Records that describe figures
_ _ _ _ _ _ _
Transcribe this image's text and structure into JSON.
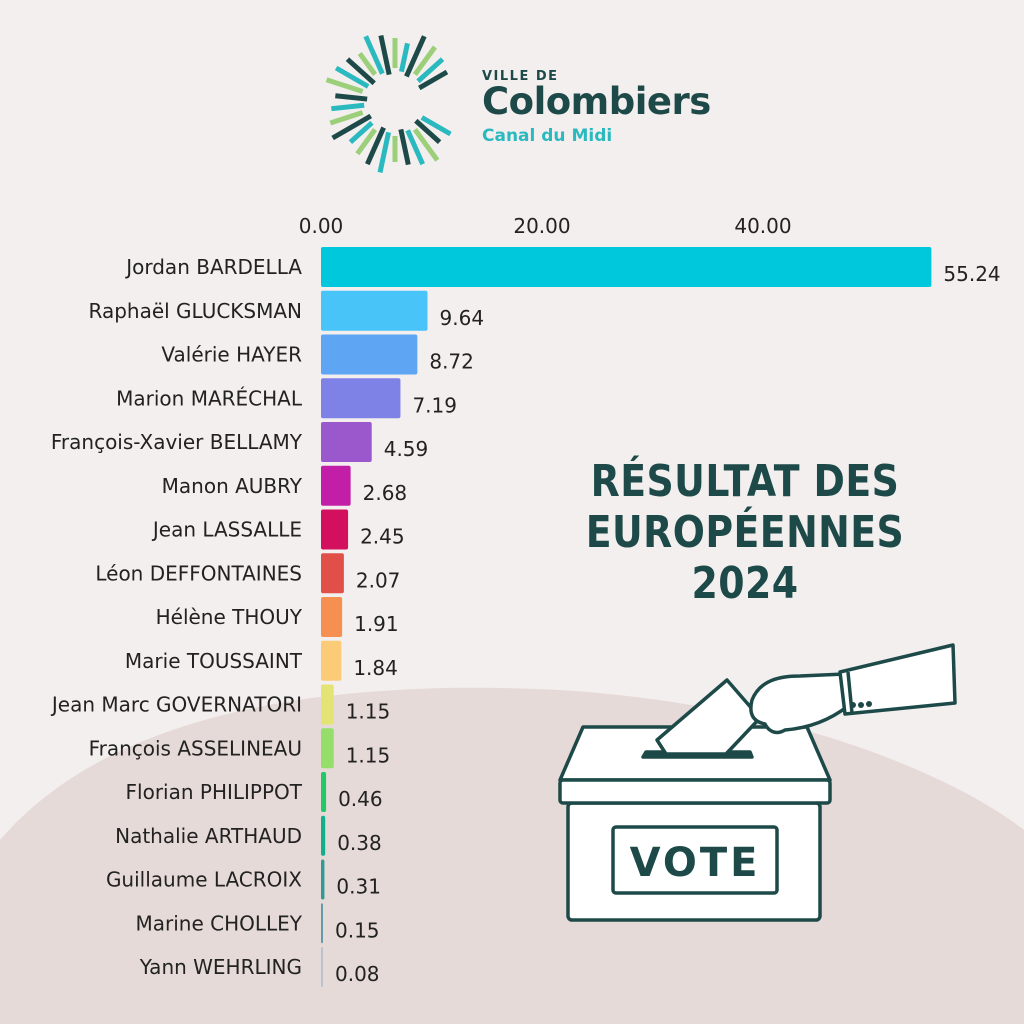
{
  "logo": {
    "line1": "VILLE DE",
    "line2": "Colombiers",
    "line3": "Canal du Midi",
    "colors": [
      "#1d4a48",
      "#2bb9c0",
      "#9bcf7a"
    ]
  },
  "title": {
    "line1": "RÉSULTAT DES",
    "line2": "EUROPÉENNES",
    "line3": "2024"
  },
  "illustration": {
    "label": "VOTE",
    "icon": "ballot-box-hand-icon"
  },
  "colors": {
    "background": "#f3efee",
    "accent_shape": "#e5dad7",
    "title": "#1d4a48"
  },
  "chart_data": {
    "type": "bar",
    "orientation": "horizontal",
    "xlim": [
      0,
      55.24
    ],
    "xticks": [
      "0.00",
      "20.00",
      "40.00"
    ],
    "xtick_values": [
      0,
      20,
      40
    ],
    "axis_position": "top",
    "grid": false,
    "categories": [
      "Jordan BARDELLA",
      "Raphaël GLUCKSMAN",
      "Valérie HAYER",
      "Marion MARÉCHAL",
      "François-Xavier BELLAMY",
      "Manon AUBRY",
      "Jean LASSALLE",
      "Léon DEFFONTAINES",
      "Hélène THOUY",
      "Marie TOUSSAINT",
      "Jean Marc GOVERNATORI",
      "François ASSELINEAU",
      "Florian PHILIPPOT",
      "Nathalie ARTHAUD",
      "Guillaume LACROIX",
      "Marine CHOLLEY",
      "Yann WEHRLING"
    ],
    "values": [
      55.24,
      9.64,
      8.72,
      7.19,
      4.59,
      2.68,
      2.45,
      2.07,
      1.91,
      1.84,
      1.15,
      1.15,
      0.46,
      0.38,
      0.31,
      0.15,
      0.08
    ],
    "labels": [
      "55.24",
      "9.64",
      "8.72",
      "7.19",
      "4.59",
      "2.68",
      "2.45",
      "2.07",
      "1.91",
      "1.84",
      "1.15",
      "1.15",
      "0.46",
      "0.38",
      "0.31",
      "0.15",
      "0.08"
    ],
    "bar_colors": [
      "#00c8dc",
      "#48c4f8",
      "#5ea6f4",
      "#7e82e6",
      "#9a58cc",
      "#c21ea8",
      "#d2105e",
      "#e05048",
      "#f59050",
      "#fccb78",
      "#e4e474",
      "#95de6a",
      "#20c86a",
      "#10b08c",
      "#2f9a98",
      "#609ca8",
      "#b8c4cc"
    ]
  }
}
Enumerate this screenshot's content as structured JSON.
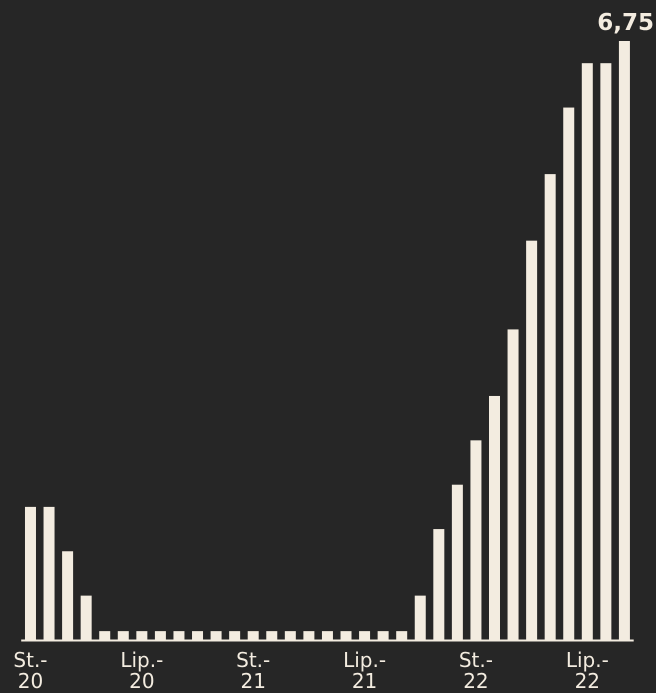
{
  "chart_data": {
    "type": "bar",
    "categories": [
      "St.-\n20",
      null,
      null,
      null,
      null,
      null,
      "Lip.-\n20",
      null,
      null,
      null,
      null,
      null,
      "St.-\n21",
      null,
      null,
      null,
      null,
      null,
      "Lip.-\n21",
      null,
      null,
      null,
      null,
      null,
      "St.-\n22",
      null,
      null,
      null,
      null,
      null,
      "Lip.-\n22",
      null,
      null
    ],
    "values": [
      1.5,
      1.5,
      1.0,
      0.5,
      0.1,
      0.1,
      0.1,
      0.1,
      0.1,
      0.1,
      0.1,
      0.1,
      0.1,
      0.1,
      0.1,
      0.1,
      0.1,
      0.1,
      0.1,
      0.1,
      0.1,
      0.5,
      1.25,
      1.75,
      2.25,
      2.75,
      3.5,
      4.5,
      5.25,
      6.0,
      6.5,
      6.5,
      6.75
    ],
    "value_labels": [
      null,
      null,
      null,
      null,
      null,
      null,
      null,
      null,
      null,
      null,
      null,
      null,
      null,
      null,
      null,
      null,
      null,
      null,
      null,
      null,
      null,
      null,
      null,
      null,
      null,
      null,
      null,
      null,
      null,
      null,
      null,
      null,
      "6,75"
    ],
    "color": "#f3ece0",
    "ylim": [
      0,
      6.75
    ]
  }
}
_ _ _ _ _ _ _
**EXERCISE AIM**
Write the full listing out again with every line unchanged, but include no pictures.

**FINAL ANSWER**
Transcribe this image's text and structure into JSON.
{
  "logo": {
    "line1": "VILLE DE",
    "line2": "Colombiers",
    "line3": "Canal du Midi",
    "colors": [
      "#1d4a48",
      "#2bb9c0",
      "#9bcf7a"
    ]
  },
  "title": {
    "line1": "RÉSULTAT DES",
    "line2": "EUROPÉENNES",
    "line3": "2024"
  },
  "illustration": {
    "label": "VOTE",
    "icon": "ballot-box-hand-icon"
  },
  "colors": {
    "background": "#f3efee",
    "accent_shape": "#e5dad7",
    "title": "#1d4a48"
  },
  "chart_data": {
    "type": "bar",
    "orientation": "horizontal",
    "xlim": [
      0,
      55.24
    ],
    "xticks": [
      "0.00",
      "20.00",
      "40.00"
    ],
    "xtick_values": [
      0,
      20,
      40
    ],
    "axis_position": "top",
    "grid": false,
    "categories": [
      "Jordan BARDELLA",
      "Raphaël GLUCKSMAN",
      "Valérie HAYER",
      "Marion MARÉCHAL",
      "François-Xavier BELLAMY",
      "Manon AUBRY",
      "Jean LASSALLE",
      "Léon DEFFONTAINES",
      "Hélène THOUY",
      "Marie TOUSSAINT",
      "Jean Marc GOVERNATORI",
      "François ASSELINEAU",
      "Florian PHILIPPOT",
      "Nathalie ARTHAUD",
      "Guillaume LACROIX",
      "Marine CHOLLEY",
      "Yann WEHRLING"
    ],
    "values": [
      55.24,
      9.64,
      8.72,
      7.19,
      4.59,
      2.68,
      2.45,
      2.07,
      1.91,
      1.84,
      1.15,
      1.15,
      0.46,
      0.38,
      0.31,
      0.15,
      0.08
    ],
    "labels": [
      "55.24",
      "9.64",
      "8.72",
      "7.19",
      "4.59",
      "2.68",
      "2.45",
      "2.07",
      "1.91",
      "1.84",
      "1.15",
      "1.15",
      "0.46",
      "0.38",
      "0.31",
      "0.15",
      "0.08"
    ],
    "bar_colors": [
      "#00c8dc",
      "#48c4f8",
      "#5ea6f4",
      "#7e82e6",
      "#9a58cc",
      "#c21ea8",
      "#d2105e",
      "#e05048",
      "#f59050",
      "#fccb78",
      "#e4e474",
      "#95de6a",
      "#20c86a",
      "#10b08c",
      "#2f9a98",
      "#609ca8",
      "#b8c4cc"
    ]
  }
}
Enumerate this screenshot's content as structured JSON.
{
  "chart_data": {
    "type": "bar",
    "categories": [
      "St.-\n20",
      null,
      null,
      null,
      null,
      null,
      "Lip.-\n20",
      null,
      null,
      null,
      null,
      null,
      "St.-\n21",
      null,
      null,
      null,
      null,
      null,
      "Lip.-\n21",
      null,
      null,
      null,
      null,
      null,
      "St.-\n22",
      null,
      null,
      null,
      null,
      null,
      "Lip.-\n22",
      null,
      null
    ],
    "values": [
      1.5,
      1.5,
      1.0,
      0.5,
      0.1,
      0.1,
      0.1,
      0.1,
      0.1,
      0.1,
      0.1,
      0.1,
      0.1,
      0.1,
      0.1,
      0.1,
      0.1,
      0.1,
      0.1,
      0.1,
      0.1,
      0.5,
      1.25,
      1.75,
      2.25,
      2.75,
      3.5,
      4.5,
      5.25,
      6.0,
      6.5,
      6.5,
      6.75
    ],
    "value_labels": [
      null,
      null,
      null,
      null,
      null,
      null,
      null,
      null,
      null,
      null,
      null,
      null,
      null,
      null,
      null,
      null,
      null,
      null,
      null,
      null,
      null,
      null,
      null,
      null,
      null,
      null,
      null,
      null,
      null,
      null,
      null,
      null,
      "6,75"
    ],
    "color": "#f3ece0",
    "ylim": [
      0,
      6.75
    ]
  }
}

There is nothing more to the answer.